[Source records]

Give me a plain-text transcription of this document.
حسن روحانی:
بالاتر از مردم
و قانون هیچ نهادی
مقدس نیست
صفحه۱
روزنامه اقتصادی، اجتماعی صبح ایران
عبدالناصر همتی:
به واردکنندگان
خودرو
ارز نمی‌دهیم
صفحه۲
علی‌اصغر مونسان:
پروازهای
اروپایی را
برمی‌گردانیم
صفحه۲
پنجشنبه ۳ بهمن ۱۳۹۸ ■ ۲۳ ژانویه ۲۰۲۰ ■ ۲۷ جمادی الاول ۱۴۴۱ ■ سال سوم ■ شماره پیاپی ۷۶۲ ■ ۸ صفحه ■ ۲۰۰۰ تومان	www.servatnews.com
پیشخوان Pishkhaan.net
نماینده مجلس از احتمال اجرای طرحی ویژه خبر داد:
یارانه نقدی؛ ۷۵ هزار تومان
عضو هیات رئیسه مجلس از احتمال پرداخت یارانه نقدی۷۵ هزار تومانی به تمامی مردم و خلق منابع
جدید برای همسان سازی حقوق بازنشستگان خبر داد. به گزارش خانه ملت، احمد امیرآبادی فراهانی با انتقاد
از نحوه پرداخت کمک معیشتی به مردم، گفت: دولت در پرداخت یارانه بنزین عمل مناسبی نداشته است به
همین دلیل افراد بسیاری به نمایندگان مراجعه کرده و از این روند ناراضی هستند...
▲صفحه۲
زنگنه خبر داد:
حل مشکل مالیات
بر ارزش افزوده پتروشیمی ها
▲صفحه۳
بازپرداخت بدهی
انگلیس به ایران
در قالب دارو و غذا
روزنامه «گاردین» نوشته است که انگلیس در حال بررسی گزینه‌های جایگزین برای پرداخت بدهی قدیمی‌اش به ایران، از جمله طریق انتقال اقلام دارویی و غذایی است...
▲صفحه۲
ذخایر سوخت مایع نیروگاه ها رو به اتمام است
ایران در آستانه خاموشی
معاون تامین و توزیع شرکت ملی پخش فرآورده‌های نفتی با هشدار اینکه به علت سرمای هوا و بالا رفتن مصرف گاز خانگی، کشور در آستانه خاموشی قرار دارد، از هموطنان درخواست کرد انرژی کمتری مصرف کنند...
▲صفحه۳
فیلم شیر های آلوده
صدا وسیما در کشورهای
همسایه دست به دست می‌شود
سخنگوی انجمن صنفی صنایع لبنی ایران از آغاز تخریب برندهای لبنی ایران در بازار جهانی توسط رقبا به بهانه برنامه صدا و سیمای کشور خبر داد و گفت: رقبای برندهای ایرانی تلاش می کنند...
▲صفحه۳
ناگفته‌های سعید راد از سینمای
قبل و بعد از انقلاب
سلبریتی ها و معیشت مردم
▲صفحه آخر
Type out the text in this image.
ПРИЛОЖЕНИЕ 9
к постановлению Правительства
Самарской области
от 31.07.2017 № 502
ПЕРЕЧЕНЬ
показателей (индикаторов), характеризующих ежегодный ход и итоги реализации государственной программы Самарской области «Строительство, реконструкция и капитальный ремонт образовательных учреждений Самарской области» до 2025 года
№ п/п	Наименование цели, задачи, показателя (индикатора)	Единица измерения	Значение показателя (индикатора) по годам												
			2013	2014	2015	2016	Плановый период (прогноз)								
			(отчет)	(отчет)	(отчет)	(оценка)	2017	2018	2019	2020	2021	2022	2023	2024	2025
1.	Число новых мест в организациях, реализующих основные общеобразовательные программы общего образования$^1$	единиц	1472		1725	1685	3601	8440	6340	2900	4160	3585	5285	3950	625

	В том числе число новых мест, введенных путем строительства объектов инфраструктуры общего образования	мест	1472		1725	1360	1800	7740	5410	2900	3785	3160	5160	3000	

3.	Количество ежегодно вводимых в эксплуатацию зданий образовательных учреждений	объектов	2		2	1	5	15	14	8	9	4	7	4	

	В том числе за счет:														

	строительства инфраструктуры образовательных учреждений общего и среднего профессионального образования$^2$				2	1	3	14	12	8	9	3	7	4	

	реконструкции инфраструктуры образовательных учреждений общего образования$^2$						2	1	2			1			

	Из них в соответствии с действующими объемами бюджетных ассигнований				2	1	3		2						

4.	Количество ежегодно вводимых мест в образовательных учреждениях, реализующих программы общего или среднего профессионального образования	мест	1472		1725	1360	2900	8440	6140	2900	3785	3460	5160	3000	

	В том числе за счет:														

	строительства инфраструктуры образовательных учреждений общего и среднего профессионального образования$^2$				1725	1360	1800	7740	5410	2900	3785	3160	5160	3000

* [Task objective]
Return all of the above records exactly, leaving no line out.

* [Task output]
Give me a plain-text transcription of this document.
حسن روحانی:
بالاتر از مردم
و قانون هیچ نهادی
مقدس نیست
صفحه۱
روزنامه اقتصادی، اجتماعی صبح ایران
عبدالناصر همتی:
به واردکنندگان
خودرو
ارز نمی‌دهیم
صفحه۲
علی‌اصغر مونسان:
پروازهای
اروپایی را
برمی‌گردانیم
صفحه۲
پنجشنبه ۳ بهمن ۱۳۹۸ ■ ۲۳ ژانویه ۲۰۲۰ ■ ۲۷ جمادی الاول ۱۴۴۱ ■ سال سوم ■ شماره پیاپی ۷۶۲ ■ ۸ صفحه ■ ۲۰۰۰ تومان	www.servatnews.com
پیشخوان Pishkhaan.net
نماینده مجلس از احتمال اجرای طرحی ویژه خبر داد:
یارانه نقدی؛ ۷۵ هزار تومان
عضو هیات رئیسه مجلس از احتمال پرداخت یارانه نقدی۷۵ هزار تومانی به تمامی مردم و خلق منابع
جدید برای همسان سازی حقوق بازنشستگان خبر داد. به گزارش خانه ملت، احمد امیرآبادی فراهانی با انتقاد
از نحوه پرداخت کمک معیشتی به مردم، گفت: دولت در پرداخت یارانه بنزین عمل مناسبی نداشته است به
همین دلیل افراد بسیاری به نمایندگان مراجعه کرده و از این روند ناراضی هستند...
▲صفحه۲
زنگنه خبر داد:
حل مشکل مالیات
بر ارزش افزوده پتروشیمی ها
▲صفحه۳
بازپرداخت بدهی
انگلیس به ایران
در قالب دارو و غذا
روزنامه «گاردین» نوشته است که انگلیس در حال بررسی گزینه‌های جایگزین برای پرداخت بدهی قدیمی‌اش به ایران، از جمله طریق انتقال اقلام دارویی و غذایی است...
▲صفحه۲
ذخایر سوخت مایع نیروگاه ها رو به اتمام است
ایران در آستانه خاموشی
معاون تامین و توزیع شرکت ملی پخش فرآورده‌های نفتی با هشدار اینکه به علت سرمای هوا و بالا رفتن مصرف گاز خانگی، کشور در آستانه خاموشی قرار دارد، از هموطنان درخواست کرد انرژی کمتری مصرف کنند...
▲صفحه۳
فیلم شیر های آلوده
صدا وسیما در کشورهای
همسایه دست به دست می‌شود
سخنگوی انجمن صنفی صنایع لبنی ایران از آغاز تخریب برندهای لبنی ایران در بازار جهانی توسط رقبا به بهانه برنامه صدا و سیمای کشور خبر داد و گفت: رقبای برندهای ایرانی تلاش می کنند...
▲صفحه۳
ناگفته‌های سعید راد از سینمای
قبل و بعد از انقلاب
سلبریتی ها و معیشت مردم
▲صفحه آخر
Type out the text in this image.
ПРИЛОЖЕНИЕ 9
к постановлению Правительства
Самарской области
от 31.07.2017 № 502
ПЕРЕЧЕНЬ
показателей (индикаторов), характеризующих ежегодный ход и итоги реализации государственной программы Самарской области «Строительство, реконструкция и капитальный ремонт образовательных учреждений Самарской области» до 2025 года
№ п/п	Наименование цели, задачи, показателя (индикатора)	Единица измерения	Значение показателя (индикатора) по годам												
			2013	2014	2015	2016	Плановый период (прогноз)								
			(отчет)	(отчет)	(отчет)	(оценка)	2017	2018	2019	2020	2021	2022	2023	2024	2025
1.	Число новых мест в организациях, реализующих основные общеобразовательные программы общего образования$^1$	единиц	1472		1725	1685	3601	8440	6340	2900	4160	3585	5285	3950	625

	В том числе число новых мест, введенных путем строительства объектов инфраструктуры общего образования	мест	1472		1725	1360	1800	7740	5410	2900	3785	3160	5160	3000	

3.	Количество ежегодно вводимых в эксплуатацию зданий образовательных учреждений	объектов	2		2	1	5	15	14	8	9	4	7	4	

	В том числе за счет:														

	строительства инфраструктуры образовательных учреждений общего и среднего профессионального образования$^2$				2	1	3	14	12	8	9	3	7	4	

	реконструкции инфраструктуры образовательных учреждений общего образования$^2$						2	1	2			1			

	Из них в соответствии с действующими объемами бюджетных ассигнований				2	1	3		2						

4.	Количество ежегодно вводимых мест в образовательных учреждениях, реализующих программы общего или среднего профессионального образования	мест	1472		1725	1360	2900	8440	6140	2900	3785	3460	5160	3000	

	В том числе за счет:														

	строительства инфраструктуры образовательных учреждений общего и среднего профессионального образования$^2$				1725	1360	1800	7740	5410	2900	3785	3160	5160	3000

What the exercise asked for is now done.